▸ **The request**
Below is a set of records; restate each one word for word.
-------------------------
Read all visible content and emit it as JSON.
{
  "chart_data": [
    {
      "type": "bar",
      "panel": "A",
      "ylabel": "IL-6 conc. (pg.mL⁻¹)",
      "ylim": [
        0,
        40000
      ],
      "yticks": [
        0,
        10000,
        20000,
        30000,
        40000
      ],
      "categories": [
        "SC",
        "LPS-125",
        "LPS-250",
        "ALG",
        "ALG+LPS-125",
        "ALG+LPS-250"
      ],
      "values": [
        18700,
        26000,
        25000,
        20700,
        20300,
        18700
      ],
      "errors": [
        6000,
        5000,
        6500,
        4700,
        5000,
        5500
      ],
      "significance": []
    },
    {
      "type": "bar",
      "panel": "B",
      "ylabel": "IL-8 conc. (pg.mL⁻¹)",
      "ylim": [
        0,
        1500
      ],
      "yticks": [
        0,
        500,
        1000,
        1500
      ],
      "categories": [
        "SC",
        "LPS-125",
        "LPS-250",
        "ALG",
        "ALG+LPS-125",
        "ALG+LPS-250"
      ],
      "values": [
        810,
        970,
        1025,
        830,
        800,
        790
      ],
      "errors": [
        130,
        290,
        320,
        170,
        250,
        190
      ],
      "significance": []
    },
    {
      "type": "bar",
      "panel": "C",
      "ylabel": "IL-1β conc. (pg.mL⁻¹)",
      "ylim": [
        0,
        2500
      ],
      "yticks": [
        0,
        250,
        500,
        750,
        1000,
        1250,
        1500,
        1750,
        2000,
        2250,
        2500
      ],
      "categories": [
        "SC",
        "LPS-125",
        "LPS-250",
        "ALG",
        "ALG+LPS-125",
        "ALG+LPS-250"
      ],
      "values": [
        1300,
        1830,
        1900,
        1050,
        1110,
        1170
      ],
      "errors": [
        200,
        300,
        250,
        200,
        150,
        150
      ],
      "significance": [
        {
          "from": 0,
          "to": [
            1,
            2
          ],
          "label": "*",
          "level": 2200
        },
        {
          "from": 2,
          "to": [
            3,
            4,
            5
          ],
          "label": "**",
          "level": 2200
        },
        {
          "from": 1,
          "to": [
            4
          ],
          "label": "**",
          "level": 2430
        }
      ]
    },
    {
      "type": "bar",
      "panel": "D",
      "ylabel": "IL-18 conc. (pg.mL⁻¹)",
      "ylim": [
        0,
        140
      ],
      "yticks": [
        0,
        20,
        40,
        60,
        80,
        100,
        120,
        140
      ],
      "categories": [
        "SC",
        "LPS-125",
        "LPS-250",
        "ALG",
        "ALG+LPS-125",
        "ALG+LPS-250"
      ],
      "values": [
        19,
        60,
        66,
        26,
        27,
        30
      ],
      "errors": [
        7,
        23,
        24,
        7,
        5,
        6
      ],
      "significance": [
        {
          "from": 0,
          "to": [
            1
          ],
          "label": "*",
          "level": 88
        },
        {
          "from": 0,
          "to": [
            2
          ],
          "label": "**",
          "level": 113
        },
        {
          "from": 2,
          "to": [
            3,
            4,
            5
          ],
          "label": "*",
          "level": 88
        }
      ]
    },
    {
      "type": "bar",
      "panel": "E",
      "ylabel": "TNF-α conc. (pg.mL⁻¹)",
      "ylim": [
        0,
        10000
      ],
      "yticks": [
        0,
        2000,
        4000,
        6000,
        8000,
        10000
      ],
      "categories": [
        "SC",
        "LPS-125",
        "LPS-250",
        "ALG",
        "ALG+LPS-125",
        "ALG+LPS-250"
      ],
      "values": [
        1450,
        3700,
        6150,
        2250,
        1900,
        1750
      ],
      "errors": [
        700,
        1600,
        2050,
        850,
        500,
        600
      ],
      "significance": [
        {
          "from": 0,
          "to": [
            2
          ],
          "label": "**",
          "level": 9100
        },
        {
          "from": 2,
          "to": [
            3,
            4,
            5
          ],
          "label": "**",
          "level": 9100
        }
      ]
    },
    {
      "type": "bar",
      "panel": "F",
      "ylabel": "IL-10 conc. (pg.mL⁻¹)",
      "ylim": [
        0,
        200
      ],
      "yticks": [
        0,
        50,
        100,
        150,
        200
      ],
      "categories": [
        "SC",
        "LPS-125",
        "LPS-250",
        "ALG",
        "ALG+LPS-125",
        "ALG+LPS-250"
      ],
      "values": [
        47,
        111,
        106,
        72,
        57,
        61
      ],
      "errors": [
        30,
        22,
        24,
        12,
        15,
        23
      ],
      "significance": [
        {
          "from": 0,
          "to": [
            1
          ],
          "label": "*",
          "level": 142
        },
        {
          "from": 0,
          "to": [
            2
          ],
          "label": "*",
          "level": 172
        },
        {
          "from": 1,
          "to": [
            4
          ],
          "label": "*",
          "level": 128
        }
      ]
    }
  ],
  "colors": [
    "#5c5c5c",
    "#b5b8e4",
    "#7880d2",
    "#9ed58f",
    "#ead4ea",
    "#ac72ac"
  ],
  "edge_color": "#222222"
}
-------------------------
▸ **Reply to the exercise**
Read all visible content and emit it as JSON.
{
  "chart_data": [
    {
      "type": "bar",
      "panel": "A",
      "ylabel": "IL-6 conc. (pg.mL⁻¹)",
      "ylim": [
        0,
        40000
      ],
      "yticks": [
        0,
        10000,
        20000,
        30000,
        40000
      ],
      "categories": [
        "SC",
        "LPS-125",
        "LPS-250",
        "ALG",
        "ALG+LPS-125",
        "ALG+LPS-250"
      ],
      "values": [
        18700,
        26000,
        25000,
        20700,
        20300,
        18700
      ],
      "errors": [
        6000,
        5000,
        6500,
        4700,
        5000,
        5500
      ],
      "significance": []
    },
    {
      "type": "bar",
      "panel": "B",
      "ylabel": "IL-8 conc. (pg.mL⁻¹)",
      "ylim": [
        0,
        1500
      ],
      "yticks": [
        0,
        500,
        1000,
        1500
      ],
      "categories": [
        "SC",
        "LPS-125",
        "LPS-250",
        "ALG",
        "ALG+LPS-125",
        "ALG+LPS-250"
      ],
      "values": [
        810,
        970,
        1025,
        830,
        800,
        790
      ],
      "errors": [
        130,
        290,
        320,
        170,
        250,
        190
      ],
      "significance": []
    },
    {
      "type": "bar",
      "panel": "C",
      "ylabel": "IL-1β conc. (pg.mL⁻¹)",
      "ylim": [
        0,
        2500
      ],
      "yticks": [
        0,
        250,
        500,
        750,
        1000,
        1250,
        1500,
        1750,
        2000,
        2250,
        2500
      ],
      "categories": [
        "SC",
        "LPS-125",
        "LPS-250",
        "ALG",
        "ALG+LPS-125",
        "ALG+LPS-250"
      ],
      "values": [
        1300,
        1830,
        1900,
        1050,
        1110,
        1170
      ],
      "errors": [
        200,
        300,
        250,
        200,
        150,
        150
      ],
      "significance": [
        {
          "from": 0,
          "to": [
            1,
            2
          ],
          "label": "*",
          "level": 2200
        },
        {
          "from": 2,
          "to": [
            3,
            4,
            5
          ],
          "label": "**",
          "level": 2200
        },
        {
          "from": 1,
          "to": [
            4
          ],
          "label": "**",
          "level": 2430
        }
      ]
    },
    {
      "type": "bar",
      "panel": "D",
      "ylabel": "IL-18 conc. (pg.mL⁻¹)",
      "ylim": [
        0,
        140
      ],
      "yticks": [
        0,
        20,
        40,
        60,
        80,
        100,
        120,
        140
      ],
      "categories": [
        "SC",
        "LPS-125",
        "LPS-250",
        "ALG",
        "ALG+LPS-125",
        "ALG+LPS-250"
      ],
      "values": [
        19,
        60,
        66,
        26,
        27,
        30
      ],
      "errors": [
        7,
        23,
        24,
        7,
        5,
        6
      ],
      "significance": [
        {
          "from": 0,
          "to": [
            1
          ],
          "label": "*",
          "level": 88
        },
        {
          "from": 0,
          "to": [
            2
          ],
          "label": "**",
          "level": 113
        },
        {
          "from": 2,
          "to": [
            3,
            4,
            5
          ],
          "label": "*",
          "level": 88
        }
      ]
    },
    {
      "type": "bar",
      "panel": "E",
      "ylabel": "TNF-α conc. (pg.mL⁻¹)",
      "ylim": [
        0,
        10000
      ],
      "yticks": [
        0,
        2000,
        4000,
        6000,
        8000,
        10000
      ],
      "categories": [
        "SC",
        "LPS-125",
        "LPS-250",
        "ALG",
        "ALG+LPS-125",
        "ALG+LPS-250"
      ],
      "values": [
        1450,
        3700,
        6150,
        2250,
        1900,
        1750
      ],
      "errors": [
        700,
        1600,
        2050,
        850,
        500,
        600
      ],
      "significance": [
        {
          "from": 0,
          "to": [
            2
          ],
          "label": "**",
          "level": 9100
        },
        {
          "from": 2,
          "to": [
            3,
            4,
            5
          ],
          "label": "**",
          "level": 9100
        }
      ]
    },
    {
      "type": "bar",
      "panel": "F",
      "ylabel": "IL-10 conc. (pg.mL⁻¹)",
      "ylim": [
        0,
        200
      ],
      "yticks": [
        0,
        50,
        100,
        150,
        200
      ],
      "categories": [
        "SC",
        "LPS-125",
        "LPS-250",
        "ALG",
        "ALG+LPS-125",
        "ALG+LPS-250"
      ],
      "values": [
        47,
        111,
        106,
        72,
        57,
        61
      ],
      "errors": [
        30,
        22,
        24,
        12,
        15,
        23
      ],
      "significance": [
        {
          "from": 0,
          "to": [
            1
          ],
          "label": "*",
          "level": 142
        },
        {
          "from": 0,
          "to": [
            2
          ],
          "label": "*",
          "level": 172
        },
        {
          "from": 1,
          "to": [
            4
          ],
          "label": "*",
          "level": 128
        }
      ]
    }
  ],
  "colors": [
    "#5c5c5c",
    "#b5b8e4",
    "#7880d2",
    "#9ed58f",
    "#ead4ea",
    "#ac72ac"
  ],
  "edge_color": "#222222"
}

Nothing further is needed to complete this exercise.